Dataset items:
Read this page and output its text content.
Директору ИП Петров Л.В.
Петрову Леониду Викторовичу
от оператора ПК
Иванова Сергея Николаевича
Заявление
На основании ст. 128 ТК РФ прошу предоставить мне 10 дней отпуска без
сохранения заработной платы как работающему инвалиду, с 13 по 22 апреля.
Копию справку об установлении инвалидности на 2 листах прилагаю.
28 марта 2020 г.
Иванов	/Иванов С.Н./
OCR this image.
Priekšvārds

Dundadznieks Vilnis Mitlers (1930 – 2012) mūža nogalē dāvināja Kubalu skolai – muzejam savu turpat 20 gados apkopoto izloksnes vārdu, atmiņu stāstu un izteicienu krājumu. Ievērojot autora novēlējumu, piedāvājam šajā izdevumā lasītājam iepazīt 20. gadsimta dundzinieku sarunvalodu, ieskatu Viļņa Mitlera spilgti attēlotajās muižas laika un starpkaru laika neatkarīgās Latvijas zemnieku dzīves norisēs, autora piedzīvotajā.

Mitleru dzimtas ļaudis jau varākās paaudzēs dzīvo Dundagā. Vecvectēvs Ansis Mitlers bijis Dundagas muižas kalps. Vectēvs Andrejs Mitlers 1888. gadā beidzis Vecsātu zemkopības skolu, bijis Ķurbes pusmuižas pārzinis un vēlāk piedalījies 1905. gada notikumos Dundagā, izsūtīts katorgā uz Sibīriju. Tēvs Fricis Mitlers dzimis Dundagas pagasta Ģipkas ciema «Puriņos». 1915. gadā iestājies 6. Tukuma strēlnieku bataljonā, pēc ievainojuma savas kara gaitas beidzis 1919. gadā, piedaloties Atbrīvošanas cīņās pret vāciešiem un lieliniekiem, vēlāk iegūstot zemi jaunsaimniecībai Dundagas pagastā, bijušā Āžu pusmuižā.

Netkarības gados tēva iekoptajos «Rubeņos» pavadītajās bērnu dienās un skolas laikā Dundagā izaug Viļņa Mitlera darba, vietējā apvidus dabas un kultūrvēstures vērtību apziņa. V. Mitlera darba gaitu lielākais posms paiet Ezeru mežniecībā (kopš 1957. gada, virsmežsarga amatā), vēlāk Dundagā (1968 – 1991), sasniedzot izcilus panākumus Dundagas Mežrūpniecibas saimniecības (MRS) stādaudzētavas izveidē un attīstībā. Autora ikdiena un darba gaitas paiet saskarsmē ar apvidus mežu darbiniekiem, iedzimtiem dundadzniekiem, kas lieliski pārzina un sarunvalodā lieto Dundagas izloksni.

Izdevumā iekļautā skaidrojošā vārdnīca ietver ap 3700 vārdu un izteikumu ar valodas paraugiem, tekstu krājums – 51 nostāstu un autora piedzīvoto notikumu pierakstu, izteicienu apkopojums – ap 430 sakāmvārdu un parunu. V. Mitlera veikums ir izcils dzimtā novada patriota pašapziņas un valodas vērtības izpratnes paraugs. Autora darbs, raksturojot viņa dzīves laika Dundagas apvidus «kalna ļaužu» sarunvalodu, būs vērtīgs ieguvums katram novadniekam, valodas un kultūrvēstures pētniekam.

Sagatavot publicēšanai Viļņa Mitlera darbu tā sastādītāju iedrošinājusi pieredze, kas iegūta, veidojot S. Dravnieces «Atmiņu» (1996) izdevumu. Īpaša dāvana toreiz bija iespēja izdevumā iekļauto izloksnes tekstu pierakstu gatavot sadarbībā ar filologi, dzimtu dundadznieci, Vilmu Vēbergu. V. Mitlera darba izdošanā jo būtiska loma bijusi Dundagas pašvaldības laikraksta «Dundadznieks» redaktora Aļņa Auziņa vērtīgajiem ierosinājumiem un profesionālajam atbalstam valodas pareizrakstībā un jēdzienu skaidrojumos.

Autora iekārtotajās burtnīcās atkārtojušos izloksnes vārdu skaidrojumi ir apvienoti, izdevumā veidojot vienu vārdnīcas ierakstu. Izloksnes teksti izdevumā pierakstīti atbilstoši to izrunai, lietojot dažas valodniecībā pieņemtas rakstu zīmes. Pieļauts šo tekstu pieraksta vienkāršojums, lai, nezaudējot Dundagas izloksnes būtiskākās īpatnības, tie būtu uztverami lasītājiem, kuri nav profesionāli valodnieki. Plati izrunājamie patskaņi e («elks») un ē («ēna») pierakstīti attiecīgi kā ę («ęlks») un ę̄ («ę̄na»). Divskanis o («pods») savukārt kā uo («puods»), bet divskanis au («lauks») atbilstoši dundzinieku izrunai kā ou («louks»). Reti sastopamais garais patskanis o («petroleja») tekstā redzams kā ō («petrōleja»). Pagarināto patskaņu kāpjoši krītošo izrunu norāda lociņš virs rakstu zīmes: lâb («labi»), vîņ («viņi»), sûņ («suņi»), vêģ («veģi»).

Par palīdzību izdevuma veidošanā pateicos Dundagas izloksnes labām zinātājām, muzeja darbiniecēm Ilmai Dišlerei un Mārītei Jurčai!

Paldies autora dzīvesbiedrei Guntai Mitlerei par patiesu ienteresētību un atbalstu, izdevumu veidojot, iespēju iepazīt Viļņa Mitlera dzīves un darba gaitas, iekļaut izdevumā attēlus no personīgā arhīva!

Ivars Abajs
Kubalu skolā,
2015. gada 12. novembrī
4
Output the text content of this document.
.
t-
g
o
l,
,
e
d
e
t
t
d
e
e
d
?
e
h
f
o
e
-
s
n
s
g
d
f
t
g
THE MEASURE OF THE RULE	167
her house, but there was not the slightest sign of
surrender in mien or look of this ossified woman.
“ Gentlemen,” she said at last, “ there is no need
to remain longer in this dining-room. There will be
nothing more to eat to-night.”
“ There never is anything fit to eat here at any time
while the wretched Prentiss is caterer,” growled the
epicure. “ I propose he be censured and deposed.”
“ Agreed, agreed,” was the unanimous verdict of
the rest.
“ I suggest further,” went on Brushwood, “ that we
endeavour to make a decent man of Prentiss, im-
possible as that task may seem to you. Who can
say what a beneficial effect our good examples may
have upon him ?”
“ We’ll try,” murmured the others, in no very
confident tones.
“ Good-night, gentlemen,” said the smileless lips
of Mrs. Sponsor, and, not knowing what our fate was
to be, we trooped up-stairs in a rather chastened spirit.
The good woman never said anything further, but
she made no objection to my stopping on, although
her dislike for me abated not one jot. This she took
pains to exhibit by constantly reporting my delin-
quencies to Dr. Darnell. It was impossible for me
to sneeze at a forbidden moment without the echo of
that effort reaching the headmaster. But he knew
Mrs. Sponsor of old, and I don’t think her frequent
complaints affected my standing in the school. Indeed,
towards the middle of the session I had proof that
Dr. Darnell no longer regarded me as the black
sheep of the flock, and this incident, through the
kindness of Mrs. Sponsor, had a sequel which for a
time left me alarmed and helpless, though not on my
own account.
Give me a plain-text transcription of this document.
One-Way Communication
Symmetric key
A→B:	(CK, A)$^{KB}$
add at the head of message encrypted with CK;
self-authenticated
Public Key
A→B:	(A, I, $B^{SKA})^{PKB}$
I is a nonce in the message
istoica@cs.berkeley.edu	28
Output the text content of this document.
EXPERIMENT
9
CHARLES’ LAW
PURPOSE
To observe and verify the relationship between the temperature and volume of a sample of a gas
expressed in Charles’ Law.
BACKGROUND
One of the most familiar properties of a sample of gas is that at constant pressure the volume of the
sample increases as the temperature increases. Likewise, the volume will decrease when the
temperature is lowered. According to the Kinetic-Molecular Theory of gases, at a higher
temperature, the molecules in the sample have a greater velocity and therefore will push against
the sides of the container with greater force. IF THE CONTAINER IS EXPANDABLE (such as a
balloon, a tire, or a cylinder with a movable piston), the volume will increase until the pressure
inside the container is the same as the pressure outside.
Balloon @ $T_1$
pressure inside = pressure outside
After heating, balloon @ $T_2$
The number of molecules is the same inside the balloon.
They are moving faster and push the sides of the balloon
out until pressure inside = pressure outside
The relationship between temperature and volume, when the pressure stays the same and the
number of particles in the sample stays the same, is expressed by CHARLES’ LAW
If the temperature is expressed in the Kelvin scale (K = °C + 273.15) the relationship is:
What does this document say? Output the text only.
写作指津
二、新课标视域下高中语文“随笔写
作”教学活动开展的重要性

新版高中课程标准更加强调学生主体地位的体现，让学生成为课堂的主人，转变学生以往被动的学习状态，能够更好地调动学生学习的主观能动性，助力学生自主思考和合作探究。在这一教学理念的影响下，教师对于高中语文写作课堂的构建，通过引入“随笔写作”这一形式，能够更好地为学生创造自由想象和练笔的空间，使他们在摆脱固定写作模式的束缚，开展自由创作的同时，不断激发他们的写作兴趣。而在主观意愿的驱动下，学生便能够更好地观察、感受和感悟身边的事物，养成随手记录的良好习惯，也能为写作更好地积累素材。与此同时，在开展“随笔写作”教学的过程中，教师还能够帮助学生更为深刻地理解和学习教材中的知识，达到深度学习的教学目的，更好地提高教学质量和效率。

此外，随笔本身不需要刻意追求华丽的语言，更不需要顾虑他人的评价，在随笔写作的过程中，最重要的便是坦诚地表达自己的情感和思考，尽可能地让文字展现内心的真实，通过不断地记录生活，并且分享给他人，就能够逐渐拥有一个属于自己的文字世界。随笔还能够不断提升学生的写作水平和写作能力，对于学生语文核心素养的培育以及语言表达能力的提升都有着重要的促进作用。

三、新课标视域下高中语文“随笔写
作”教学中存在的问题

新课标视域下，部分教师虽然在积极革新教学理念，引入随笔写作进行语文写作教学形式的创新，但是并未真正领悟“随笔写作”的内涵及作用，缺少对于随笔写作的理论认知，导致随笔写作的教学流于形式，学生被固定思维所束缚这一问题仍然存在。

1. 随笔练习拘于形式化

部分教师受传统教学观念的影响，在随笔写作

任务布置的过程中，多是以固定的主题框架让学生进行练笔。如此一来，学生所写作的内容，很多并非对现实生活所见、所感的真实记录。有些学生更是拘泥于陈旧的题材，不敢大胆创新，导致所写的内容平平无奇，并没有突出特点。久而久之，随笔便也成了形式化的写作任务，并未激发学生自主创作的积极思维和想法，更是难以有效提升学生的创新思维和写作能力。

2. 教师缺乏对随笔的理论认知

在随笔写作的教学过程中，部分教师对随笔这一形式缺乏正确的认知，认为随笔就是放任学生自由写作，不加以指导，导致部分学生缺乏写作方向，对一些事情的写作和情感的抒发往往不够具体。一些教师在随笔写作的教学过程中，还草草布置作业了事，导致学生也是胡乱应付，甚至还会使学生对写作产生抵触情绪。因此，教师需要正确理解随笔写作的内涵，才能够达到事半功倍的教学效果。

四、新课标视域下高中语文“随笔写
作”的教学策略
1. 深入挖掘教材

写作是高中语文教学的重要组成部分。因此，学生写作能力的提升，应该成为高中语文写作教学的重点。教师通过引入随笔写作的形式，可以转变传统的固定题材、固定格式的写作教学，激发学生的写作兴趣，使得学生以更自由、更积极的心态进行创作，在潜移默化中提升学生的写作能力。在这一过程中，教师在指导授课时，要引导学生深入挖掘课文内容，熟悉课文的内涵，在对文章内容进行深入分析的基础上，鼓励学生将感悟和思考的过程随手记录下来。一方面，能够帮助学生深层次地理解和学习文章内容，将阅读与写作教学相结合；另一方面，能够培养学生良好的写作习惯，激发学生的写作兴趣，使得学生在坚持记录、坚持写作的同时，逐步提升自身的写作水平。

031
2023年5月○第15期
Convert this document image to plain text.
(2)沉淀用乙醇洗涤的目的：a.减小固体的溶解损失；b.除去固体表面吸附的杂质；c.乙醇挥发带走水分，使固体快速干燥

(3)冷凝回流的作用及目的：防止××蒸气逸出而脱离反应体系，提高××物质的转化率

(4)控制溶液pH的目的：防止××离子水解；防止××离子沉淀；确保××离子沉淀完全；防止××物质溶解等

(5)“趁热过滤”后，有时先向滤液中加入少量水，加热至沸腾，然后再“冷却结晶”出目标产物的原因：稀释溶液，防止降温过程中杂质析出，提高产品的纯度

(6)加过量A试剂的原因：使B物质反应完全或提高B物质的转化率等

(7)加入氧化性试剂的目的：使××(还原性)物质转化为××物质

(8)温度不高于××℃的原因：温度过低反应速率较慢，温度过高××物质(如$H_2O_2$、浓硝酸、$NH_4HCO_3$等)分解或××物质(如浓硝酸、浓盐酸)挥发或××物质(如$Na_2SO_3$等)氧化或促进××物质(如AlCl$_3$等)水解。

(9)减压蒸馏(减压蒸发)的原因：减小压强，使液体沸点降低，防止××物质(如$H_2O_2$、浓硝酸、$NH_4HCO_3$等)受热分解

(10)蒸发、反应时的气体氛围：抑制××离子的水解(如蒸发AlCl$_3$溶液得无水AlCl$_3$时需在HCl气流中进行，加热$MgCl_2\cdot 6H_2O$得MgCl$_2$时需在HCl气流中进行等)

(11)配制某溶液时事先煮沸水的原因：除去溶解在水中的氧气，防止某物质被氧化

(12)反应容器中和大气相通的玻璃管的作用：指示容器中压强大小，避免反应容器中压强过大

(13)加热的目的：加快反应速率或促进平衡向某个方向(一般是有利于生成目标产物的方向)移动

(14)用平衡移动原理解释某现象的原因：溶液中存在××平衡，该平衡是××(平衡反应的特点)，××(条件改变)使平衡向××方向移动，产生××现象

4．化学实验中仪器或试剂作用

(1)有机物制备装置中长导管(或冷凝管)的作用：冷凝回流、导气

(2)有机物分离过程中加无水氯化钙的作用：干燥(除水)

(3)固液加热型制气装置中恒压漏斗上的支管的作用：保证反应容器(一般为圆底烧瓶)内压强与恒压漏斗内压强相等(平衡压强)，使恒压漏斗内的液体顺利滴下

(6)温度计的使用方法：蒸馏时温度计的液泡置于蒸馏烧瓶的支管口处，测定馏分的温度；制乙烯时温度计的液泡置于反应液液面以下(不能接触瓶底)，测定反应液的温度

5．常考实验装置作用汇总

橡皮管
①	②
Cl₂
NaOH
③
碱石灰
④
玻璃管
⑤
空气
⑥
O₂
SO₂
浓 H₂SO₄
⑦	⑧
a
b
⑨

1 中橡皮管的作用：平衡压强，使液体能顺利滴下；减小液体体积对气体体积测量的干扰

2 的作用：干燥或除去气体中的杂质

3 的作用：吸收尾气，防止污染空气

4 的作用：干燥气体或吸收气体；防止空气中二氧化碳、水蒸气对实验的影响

### Objective
Extract each line from the entries above that contains the string "valodas".

### Exercise output
Izdevumā iekļautā skaidrojošā vārdnīca ietver ap 3700 vārdu un izteikumu ar valodas paraugiem, tekstu krājums – 51 nostāstu un autora piedzīvoto notikumu pierakstu, izteicienu apkopojums – ap 430 sakāmvārdu un parunu. V. Mitlera veikums ir izcils dzimtā novada patriota pašapziņas un valodas vērtības izpratnes paraugs. Autora darbs, raksturojot viņa dzīves laika Dundagas apvidus «kalna ļaužu» sarunvalodu, būs vērtīgs ieguvums katram novadniekam, valodas un kultūrvēstures pētniekam.
Sagatavot publicēšanai Viļņa Mitlera darbu tā sastādītāju iedrošinājusi pieredze, kas iegūta, veidojot S. Dravnieces «Atmiņu» (1996) izdevumu. Īpaša dāvana toreiz bija iespēja izdevumā iekļauto izloksnes tekstu pierakstu gatavot sadarbībā ar filologi, dzimtu dundadznieci, Vilmu Vēbergu. V. Mitlera darba izdošanā jo būtiska loma bijusi Dundagas pašvaldības laikraksta «Dundadznieks» redaktora Aļņa Auziņa vērtīgajiem ierosinājumiem un profesionālajam atbalstam valodas pareizrakstībā un jēdzienu skaidrojumos.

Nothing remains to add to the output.